This level of optimization is much more extreme than earlier estimates that the genetic code optimization is one in a million.3
A subsequent paper, published in BioSystems in 2004, argued that the level of optimization of the conventional code is even more extreme.4 In particular, they observe that there exists a correlation between the frequency with which an amino acid is used and the number of codons encoding it. Moreover, codons that differ by only one base with the stop codons tend to encode rare amino acids such as cysteine, tryptophan, and tyrosine. These amino acids are used with low frequency and are also often encoded with few codons. This limits the potential for nonsense mutations which are the most damaging of mutations (since they involve swapping a regular codon for a stop codon, thereby truncating the protein). The authors argue that, when this optimization parameter is accounted for, the code appears to be even more statistically exceptional. They set a lower bound on the statistical rarity of the conventional genetic code as 1 in 2 billion.
Just the Beginning
If this were all there were to the optimization of the genetic code, it would be remarkable by itself. There are, however, multiple additional levels of fine-tuning that go beyond this. The genetic code therefore is simultaneously optimized for multiple constraints. In my next article, we will see how the genetic code is optimized to dampen the harmful effects of frameshift mutations, and for the presence of overlapping coding sequences.
Notes
- Freeland SJ, Knight RD, Landweber LF, Hurst LD. Early fixation of an optimal genetic code. Mol Biol Evol. 2000 Apr;17(4):511-8. doi: 10.1093/oxfordjournals.molbev.a026331. PMID: 10742043.
- Gilis D, Massar S, Cerf NJ, Rooman M. Optimality of the genetic code with respect to protein stability and amino-acid frequencies. Genome Biol. 2001;2(11):RESEARCH0049. doi: 10.1186/gb-2001-2-11-research0049. Epub 2001 Oct 24. PMID: 11737948; PMCID: PMC60310.
- Freeland SJ, Hurst LD. The genetic code is one in a million. J Mol Evol. 1998 Sep;47(3):238-48. doi: 10.1007/pl00006381. PMID: 9732450.
- Goodarzi H, Nejad HA, Torabi N. On the optimality of the genetic code, with the consideration of termination codons. Biosystems. 2004 Nov;77(1-3):163-73. doi: 10.1016/j.biosystems.2004.05.031. PMID: 15527955.

+++

**Actions to take**
- A) For each statement below, say whether it agrees with the genetic code text, answering yes or no and quoting the words of the text that decide it.
(i) The 2004 paper set a lower bound of 1 in 2 billion on how rare the conventional genetic code is.
(ii) Codons that differ from the stop codons by one base tend to encode common amino acids.
(iii) A later article is to cover how the code dampens the harmful effects of frameshift mutations.
- B) Rewrite the part of the genetic code text starting at "Just the Beginning" and ending at "overlapping coding sequences.", with "fine-tuning" changed to "refinement".
The rows have nothing to do with the genetic code text.

**Extracted records**
+++

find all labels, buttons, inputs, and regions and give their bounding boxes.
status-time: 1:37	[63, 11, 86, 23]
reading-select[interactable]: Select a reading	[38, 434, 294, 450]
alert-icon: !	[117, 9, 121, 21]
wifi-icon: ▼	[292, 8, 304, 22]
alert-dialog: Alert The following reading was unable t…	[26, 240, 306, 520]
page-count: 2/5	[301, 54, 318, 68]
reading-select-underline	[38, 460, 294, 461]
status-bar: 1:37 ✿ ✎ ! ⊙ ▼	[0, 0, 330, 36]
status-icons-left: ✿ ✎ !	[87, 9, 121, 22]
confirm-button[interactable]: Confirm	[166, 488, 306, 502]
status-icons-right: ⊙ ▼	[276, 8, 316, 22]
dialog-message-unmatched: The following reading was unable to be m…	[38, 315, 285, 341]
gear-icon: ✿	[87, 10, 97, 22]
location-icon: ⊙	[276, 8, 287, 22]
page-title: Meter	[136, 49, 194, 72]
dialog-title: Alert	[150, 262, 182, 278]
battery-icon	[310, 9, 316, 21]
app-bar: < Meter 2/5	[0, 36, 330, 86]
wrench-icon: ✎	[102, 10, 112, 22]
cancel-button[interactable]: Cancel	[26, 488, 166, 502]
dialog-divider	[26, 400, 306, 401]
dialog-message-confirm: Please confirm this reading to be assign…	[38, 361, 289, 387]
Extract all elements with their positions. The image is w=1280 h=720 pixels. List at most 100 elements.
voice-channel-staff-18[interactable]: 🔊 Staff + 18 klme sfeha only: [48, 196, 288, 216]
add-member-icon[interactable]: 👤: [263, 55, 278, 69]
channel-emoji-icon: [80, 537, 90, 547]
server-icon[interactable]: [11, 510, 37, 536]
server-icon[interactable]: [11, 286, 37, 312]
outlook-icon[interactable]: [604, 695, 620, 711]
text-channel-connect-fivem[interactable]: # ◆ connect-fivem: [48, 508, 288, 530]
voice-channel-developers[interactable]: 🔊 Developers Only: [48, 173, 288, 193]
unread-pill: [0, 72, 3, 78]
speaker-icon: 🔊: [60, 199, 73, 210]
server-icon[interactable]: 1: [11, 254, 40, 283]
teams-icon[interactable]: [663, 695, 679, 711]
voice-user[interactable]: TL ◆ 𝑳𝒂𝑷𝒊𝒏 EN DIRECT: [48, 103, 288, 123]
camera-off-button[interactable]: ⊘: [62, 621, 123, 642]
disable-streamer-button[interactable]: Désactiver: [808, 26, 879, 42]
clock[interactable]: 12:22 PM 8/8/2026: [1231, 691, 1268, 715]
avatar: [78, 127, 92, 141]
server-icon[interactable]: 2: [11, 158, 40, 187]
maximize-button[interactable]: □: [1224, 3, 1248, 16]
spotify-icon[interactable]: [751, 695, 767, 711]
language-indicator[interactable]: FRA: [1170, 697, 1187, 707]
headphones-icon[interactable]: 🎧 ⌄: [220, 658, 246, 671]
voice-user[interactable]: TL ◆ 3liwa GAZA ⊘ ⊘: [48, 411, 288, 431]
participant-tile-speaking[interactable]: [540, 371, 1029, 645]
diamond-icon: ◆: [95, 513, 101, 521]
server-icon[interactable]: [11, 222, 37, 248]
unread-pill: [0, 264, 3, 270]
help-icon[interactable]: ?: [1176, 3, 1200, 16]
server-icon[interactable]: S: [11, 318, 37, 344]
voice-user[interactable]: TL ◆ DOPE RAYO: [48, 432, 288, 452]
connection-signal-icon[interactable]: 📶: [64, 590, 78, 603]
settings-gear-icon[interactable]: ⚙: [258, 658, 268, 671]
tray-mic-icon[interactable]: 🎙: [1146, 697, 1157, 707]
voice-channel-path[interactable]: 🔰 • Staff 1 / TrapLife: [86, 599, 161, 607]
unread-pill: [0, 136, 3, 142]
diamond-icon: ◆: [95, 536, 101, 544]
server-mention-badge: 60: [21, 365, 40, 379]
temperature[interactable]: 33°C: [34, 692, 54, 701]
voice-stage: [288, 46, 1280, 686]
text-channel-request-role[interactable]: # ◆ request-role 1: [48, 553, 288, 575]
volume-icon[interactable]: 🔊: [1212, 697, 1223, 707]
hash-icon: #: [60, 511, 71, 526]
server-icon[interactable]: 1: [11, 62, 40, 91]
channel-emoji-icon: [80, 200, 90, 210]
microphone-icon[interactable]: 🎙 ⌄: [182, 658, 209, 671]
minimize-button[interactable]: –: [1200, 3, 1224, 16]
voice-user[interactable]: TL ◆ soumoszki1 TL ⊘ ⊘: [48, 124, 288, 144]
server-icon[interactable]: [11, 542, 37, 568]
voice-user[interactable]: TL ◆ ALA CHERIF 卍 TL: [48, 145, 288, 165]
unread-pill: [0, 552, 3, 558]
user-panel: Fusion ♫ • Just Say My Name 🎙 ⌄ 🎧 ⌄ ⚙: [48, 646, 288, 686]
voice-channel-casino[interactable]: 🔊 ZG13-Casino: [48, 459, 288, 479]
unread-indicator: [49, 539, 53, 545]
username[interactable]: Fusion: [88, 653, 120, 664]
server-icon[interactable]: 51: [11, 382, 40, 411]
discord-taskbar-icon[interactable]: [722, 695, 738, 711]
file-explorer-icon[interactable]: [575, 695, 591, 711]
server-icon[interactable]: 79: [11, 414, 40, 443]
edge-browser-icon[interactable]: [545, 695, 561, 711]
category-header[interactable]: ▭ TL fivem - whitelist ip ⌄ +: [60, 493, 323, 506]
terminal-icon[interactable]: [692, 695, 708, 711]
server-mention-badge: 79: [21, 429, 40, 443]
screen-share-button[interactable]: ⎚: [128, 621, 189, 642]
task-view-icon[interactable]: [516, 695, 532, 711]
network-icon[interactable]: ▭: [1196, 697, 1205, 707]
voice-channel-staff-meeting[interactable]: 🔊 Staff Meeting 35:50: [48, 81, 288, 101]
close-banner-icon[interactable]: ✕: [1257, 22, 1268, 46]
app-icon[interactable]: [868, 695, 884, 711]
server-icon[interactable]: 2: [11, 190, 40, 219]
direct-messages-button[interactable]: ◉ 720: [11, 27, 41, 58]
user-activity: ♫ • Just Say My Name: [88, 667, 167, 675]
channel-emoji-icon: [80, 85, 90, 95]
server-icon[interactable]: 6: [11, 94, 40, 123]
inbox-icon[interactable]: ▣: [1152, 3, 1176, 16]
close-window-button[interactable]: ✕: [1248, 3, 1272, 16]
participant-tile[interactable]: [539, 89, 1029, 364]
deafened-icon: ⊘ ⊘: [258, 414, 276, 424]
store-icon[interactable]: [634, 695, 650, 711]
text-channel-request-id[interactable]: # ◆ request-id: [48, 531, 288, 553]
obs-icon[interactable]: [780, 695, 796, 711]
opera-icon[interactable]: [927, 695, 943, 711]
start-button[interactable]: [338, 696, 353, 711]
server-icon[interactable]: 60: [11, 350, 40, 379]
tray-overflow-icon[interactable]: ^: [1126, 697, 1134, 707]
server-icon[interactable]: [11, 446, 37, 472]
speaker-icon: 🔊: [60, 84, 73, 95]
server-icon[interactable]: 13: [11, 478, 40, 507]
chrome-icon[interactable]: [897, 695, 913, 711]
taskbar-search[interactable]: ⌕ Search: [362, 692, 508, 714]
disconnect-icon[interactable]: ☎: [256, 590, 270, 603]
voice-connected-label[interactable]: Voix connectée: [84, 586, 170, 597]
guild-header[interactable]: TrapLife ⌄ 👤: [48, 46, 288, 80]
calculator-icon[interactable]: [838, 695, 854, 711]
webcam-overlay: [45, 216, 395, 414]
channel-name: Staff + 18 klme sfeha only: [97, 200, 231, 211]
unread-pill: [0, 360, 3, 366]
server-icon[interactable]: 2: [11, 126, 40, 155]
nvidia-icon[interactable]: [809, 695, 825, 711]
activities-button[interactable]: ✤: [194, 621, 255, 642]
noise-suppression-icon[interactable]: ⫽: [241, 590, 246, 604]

+++

**Task-by-task solutions**
- A)
(i) Yes: "They set a lower bound on the statistical rarity of the conventional genetic code as 1 in 2 billion."
(ii) No: "codons that differ by only one base with the stop codons tend to encode rare amino acids such as cysteine, tryptophan, and tyrosine"
(iii) Yes: "In my next article, we will see how the genetic code is optimized to dampen the harmful effects of frameshift mutations"

- B)
Just the Beginning
If this were all there were to the optimization of the genetic code, it would be remarkable by itself. There are, however, multiple additional levels of refinement that go beyond this. The genetic code therefore is simultaneously optimized for multiple constraints. In my next article, we will see how the genetic code is optimized to dampen the harmful effects of frameshift mutations, and for the presence of overlapping coding sequences.